Pour assurer le relais du tuteur en cas d’absence éventuelle et garantir le meilleur suivi possible, l’ensemble du service peut être mobilisé sur la question de l’encadrement. À Trousseau, chaque stagiaire possède un cahier pédagogique dans lequel il inscrit les actions qu’il a menées dans la journée avant d’être noté par l’infirmier présent avec lui. Le tuteur peut alors s’y référer lors des bilans de mi et de fin de stage pour l’évaluer. Ce fonctionnement s’observe d’ailleurs plus généralement dans les services hospitaliers, comme le confirme Virginie Verdu : Je demande aux étudiants de tenir un cahier de bord où ils notent tous les soins qu’ils ont prodigués, qu’ils soient techniques ou pas, et s’ils ont été validés par l’infirmier qui les encadrent. Cela permet d’établir un suivi, et l’étudiant, lui, sait où il en est.

J’ai eu des tuteurs très à l’écoute qui ont su mettre le doigt sur mes difficultés et qui m’ont également aidée à me définir

 L’importance du relationnel

De plus, tous insistent sur l’importance pour apprenant et encadrant d’établir une relation de confiance : La confiance avec le tuteur et le reste des membres de l’équipe est essentielle, estime Sarah, qui rappelle toutefois qu’elle se construit dans les deux sens. Elle passe par la validation et l’observation du tuteur, mais aussi par la capacité d’un étudiant à se remettre en question et par son honnêteté à reconnaître qu’il ne sait pas faire quelque chose ou qu’il a fait une erreur. Et il est aussi important pour lui d’aller solliciter son tuteur. Un sentiment que, côté encadrant, Virginie Verdu partage amplement, d’autant plus que cette relation conditionne la marge de manœuvre que le tuteur va laisser à son étudiant : Afin qu’on puisse laisser l’étudiant faire des soins, il faut vraiment qu’une relation de confiance s’instaure. Quitte à le laisser se tromper, même si cela n’a rien d’évident. Il faut lui montrer et lui expliquer ce qu’on fait, puis il faut savoir le laisser faire à son tour. La vraie difficulté, c’est de rester les bras croisés quand il éprouve des difficultés à faire le soin, s’amuse Alexandre Gobin.

### [DONNÉES AFFICHÉES]
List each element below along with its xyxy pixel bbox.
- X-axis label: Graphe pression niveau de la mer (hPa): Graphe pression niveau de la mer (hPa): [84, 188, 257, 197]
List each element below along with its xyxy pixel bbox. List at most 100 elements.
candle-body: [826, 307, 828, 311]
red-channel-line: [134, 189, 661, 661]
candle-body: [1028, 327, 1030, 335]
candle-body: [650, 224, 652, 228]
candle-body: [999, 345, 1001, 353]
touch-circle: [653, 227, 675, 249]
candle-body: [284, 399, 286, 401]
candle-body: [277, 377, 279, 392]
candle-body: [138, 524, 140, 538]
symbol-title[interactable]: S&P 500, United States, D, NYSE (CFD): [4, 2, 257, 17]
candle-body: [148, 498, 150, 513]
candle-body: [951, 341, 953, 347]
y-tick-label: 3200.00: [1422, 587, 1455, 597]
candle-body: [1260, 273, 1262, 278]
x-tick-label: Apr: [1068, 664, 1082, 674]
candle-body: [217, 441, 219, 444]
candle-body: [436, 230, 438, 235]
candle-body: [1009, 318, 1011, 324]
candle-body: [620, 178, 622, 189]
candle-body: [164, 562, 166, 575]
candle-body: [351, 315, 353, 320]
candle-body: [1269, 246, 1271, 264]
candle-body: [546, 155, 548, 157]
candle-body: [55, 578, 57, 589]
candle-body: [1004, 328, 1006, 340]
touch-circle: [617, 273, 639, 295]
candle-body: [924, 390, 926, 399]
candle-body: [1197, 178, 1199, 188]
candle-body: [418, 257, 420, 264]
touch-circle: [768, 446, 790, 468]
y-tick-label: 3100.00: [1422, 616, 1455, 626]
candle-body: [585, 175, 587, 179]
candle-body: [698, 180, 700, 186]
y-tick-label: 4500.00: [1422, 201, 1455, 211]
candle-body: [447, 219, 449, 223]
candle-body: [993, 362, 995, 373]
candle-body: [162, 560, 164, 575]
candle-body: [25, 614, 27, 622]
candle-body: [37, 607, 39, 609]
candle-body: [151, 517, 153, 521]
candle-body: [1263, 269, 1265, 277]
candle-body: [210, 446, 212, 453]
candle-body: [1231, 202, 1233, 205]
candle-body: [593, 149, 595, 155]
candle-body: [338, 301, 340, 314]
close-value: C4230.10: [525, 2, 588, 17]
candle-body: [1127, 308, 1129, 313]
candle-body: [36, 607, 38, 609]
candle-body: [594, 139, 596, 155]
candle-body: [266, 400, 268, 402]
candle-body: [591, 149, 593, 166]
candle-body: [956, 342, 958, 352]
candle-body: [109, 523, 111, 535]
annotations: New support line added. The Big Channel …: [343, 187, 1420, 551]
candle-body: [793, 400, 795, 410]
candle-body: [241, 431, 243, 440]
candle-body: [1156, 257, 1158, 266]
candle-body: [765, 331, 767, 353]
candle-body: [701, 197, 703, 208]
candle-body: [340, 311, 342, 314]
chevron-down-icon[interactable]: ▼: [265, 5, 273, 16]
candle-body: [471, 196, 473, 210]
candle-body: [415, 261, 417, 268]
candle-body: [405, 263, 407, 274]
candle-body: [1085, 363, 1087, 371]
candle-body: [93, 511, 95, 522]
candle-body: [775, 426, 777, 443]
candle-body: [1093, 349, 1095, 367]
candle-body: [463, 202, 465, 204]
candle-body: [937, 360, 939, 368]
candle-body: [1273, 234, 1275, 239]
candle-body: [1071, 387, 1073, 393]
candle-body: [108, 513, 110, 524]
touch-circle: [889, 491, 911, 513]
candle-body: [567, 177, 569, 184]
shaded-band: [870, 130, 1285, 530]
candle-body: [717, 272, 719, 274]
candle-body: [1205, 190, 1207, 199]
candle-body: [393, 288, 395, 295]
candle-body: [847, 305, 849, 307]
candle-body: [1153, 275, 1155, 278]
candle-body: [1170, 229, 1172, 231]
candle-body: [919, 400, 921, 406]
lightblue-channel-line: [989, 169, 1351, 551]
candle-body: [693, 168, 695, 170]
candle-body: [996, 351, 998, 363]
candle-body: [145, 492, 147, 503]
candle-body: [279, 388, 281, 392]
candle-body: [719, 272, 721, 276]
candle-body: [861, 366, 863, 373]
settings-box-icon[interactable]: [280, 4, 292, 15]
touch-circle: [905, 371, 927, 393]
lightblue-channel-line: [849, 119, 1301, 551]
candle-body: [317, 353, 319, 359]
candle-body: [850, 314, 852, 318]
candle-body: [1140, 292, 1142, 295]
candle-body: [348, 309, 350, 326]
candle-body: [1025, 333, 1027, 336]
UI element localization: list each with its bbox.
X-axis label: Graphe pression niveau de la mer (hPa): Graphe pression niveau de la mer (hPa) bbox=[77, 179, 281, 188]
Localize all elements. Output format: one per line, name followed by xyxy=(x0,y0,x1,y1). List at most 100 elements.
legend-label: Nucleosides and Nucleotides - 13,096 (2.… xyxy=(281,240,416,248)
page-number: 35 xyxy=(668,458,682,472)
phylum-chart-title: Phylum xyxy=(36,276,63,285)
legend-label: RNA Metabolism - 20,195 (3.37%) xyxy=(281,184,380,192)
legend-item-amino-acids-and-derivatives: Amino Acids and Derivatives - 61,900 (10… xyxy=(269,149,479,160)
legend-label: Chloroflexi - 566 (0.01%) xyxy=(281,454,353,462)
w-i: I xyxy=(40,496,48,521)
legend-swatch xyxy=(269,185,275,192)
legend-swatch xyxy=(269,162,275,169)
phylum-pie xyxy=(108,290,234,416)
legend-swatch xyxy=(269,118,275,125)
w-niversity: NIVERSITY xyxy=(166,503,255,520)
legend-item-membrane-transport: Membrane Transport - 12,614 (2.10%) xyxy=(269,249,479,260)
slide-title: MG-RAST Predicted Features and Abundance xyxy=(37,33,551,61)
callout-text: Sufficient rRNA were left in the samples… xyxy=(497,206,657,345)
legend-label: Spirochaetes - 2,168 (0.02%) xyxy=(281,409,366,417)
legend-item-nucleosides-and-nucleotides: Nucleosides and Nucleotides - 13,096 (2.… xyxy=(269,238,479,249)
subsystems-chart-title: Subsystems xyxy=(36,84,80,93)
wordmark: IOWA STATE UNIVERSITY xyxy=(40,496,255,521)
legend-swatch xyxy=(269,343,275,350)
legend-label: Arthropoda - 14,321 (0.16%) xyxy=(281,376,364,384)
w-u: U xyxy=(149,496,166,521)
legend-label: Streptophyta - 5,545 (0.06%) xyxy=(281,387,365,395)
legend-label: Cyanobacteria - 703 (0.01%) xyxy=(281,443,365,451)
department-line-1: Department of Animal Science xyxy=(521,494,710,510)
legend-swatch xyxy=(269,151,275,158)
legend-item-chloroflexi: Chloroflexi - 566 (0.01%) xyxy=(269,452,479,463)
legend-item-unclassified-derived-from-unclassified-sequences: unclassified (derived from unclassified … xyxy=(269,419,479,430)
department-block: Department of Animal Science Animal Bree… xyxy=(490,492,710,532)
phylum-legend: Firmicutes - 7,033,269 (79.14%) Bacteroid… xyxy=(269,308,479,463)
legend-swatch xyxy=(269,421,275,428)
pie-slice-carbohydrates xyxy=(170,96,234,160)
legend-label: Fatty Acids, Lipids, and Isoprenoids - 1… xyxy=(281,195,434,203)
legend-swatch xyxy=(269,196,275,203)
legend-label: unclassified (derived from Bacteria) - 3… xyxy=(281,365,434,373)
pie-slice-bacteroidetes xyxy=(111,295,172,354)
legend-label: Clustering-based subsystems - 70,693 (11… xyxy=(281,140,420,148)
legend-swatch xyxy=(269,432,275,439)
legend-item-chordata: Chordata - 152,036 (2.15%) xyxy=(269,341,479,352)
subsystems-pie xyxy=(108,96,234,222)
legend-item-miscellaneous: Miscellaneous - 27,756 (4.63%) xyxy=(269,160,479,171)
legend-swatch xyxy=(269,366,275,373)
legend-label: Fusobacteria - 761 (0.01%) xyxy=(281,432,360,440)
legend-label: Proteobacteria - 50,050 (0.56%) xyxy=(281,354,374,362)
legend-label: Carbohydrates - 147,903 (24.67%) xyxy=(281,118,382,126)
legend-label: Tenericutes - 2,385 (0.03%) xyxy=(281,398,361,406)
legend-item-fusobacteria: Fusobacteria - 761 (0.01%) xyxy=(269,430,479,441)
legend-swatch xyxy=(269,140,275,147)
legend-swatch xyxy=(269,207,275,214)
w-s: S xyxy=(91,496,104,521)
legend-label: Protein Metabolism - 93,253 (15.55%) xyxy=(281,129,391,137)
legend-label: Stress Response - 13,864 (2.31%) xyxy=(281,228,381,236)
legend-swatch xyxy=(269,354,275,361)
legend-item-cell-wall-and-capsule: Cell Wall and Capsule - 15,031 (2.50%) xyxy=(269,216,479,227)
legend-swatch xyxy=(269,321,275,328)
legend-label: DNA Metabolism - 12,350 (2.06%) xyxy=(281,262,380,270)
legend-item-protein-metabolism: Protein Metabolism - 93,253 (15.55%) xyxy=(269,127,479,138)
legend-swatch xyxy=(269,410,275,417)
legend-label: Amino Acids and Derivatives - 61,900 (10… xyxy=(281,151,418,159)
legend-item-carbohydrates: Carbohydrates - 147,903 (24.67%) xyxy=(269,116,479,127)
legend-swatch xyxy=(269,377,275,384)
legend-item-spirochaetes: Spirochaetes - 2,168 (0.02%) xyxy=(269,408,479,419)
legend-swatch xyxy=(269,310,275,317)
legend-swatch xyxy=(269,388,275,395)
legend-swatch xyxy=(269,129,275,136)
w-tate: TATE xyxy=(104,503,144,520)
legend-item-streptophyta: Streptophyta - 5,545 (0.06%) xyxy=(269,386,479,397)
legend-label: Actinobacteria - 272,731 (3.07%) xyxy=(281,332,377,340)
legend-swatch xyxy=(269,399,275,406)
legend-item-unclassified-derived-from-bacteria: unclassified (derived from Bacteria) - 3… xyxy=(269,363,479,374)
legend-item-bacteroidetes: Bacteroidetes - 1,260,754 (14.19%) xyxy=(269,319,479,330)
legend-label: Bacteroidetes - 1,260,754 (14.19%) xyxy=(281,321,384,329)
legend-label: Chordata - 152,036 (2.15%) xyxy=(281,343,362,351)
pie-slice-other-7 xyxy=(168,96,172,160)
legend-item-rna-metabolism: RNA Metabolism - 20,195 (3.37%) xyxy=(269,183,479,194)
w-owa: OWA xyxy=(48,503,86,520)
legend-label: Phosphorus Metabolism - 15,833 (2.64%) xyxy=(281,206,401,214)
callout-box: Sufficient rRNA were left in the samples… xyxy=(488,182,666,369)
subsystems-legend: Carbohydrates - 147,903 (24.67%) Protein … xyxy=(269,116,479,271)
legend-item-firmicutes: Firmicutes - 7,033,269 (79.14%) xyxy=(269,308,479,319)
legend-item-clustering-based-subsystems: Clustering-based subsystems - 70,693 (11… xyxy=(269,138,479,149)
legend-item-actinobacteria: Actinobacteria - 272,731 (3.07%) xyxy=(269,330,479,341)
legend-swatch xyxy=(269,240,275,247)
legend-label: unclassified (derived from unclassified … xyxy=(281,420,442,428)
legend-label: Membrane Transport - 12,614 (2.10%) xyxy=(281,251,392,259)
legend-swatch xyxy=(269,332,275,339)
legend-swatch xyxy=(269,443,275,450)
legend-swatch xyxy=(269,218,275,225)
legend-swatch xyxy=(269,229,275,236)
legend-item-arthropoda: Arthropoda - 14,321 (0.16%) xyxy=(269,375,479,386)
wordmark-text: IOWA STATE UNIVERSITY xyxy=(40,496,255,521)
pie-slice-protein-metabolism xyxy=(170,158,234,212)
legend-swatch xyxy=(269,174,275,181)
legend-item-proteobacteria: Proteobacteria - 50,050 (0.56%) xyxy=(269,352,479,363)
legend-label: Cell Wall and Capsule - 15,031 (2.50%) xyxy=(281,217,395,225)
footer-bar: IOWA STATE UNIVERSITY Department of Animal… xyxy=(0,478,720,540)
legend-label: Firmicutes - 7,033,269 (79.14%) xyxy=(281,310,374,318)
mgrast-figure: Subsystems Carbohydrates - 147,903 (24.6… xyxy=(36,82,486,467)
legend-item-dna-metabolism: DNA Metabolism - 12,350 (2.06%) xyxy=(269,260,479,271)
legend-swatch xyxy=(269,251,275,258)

### [TÂCHES À RÉALISER]
1. Pouvez-vous renvoyer à l'identique le passage de l'extrait sur le tutorat des stagiaires qui va de « Pour assurer le » jusqu'à « où il en est. » inclus ?
2. Quelles personnes sont nommées dans l'extrait sur le tutorat des stagiaires ?
3. Pouvez-vous prolonger l'extrait sur le tutorat des stagiaires à partir de l'endroit où il s'arrête ?

### [RÉPONSES SUCCESSIVES]
1.
Pour assurer le relais du tuteur en cas d’absence éventuelle et garantir le meilleur suivi possible, l’ensemble du service peut être mobilisé sur la question de l’encadrement. À Trousseau, chaque stagiaire possède un cahier pédagogique dans lequel il inscrit les actions qu’il a menées dans la journée avant d’être noté par l’infirmier présent avec lui. Le tuteur peut alors s’y référer lors des bilans de mi et de fin de stage pour l’évaluer. Ce fonctionnement s’observe d’ailleurs plus généralement dans les services hospitaliers, comme le confirme Virginie Verdu : Je demande aux étudiants de tenir un cahier de bord où ils notent tous les soins qu’ils ont prodigués, qu’ils soient techniques ou pas, et s’ils ont été validés par l’infirmier qui les encadrent. Cela permet d’établir un suivi, et l’étudiant, lui, sait où il en est.

2. Virginie Verdu, Sarah, Alexandre Gobin

3.
Savoir observer l’étudiant et le guider dans ses gestes, mais aussi s’adapter à son niveau d’expérience, à son âge et à son vécu, être à son écoute et prendre en compte ses aspirations…, le rôle de tuteur recouvre bien des besoins, tout autant techniques que relationnels et dont les étudiants sont en demande. J’ai eu des tuteurs très à l’écoute, qui ont su mettre le doigt sur mes difficultés et qui m’ont aidée à tirer le meilleur de moi-même et à me définir, confie ainsi Elisa. Et c’est sans compter les lourdes responsabilités qui incombent à la profession :Il y a un aspect qui consiste aussi à rassurer l’étudiant, à lui dire qu’il dispose bien de certaines connaissances, qu’il est là pour apprendre et qu’il sera soutenu, abonde Loïc Riou. La mise en place d’un vrai dialogue s’avère ainsi primordiale dans une profession sans cesse confrontée à des problématiques douloureuses, tels que les décès de patients. Quand un étudiant vit une situation compliquée, il faut vraiment prendre le temps d’en parler, d’être à son écoute et de lui permettre de faire le point afin que ça se passe mieux la prochaine fois, relève Virginie Verdu.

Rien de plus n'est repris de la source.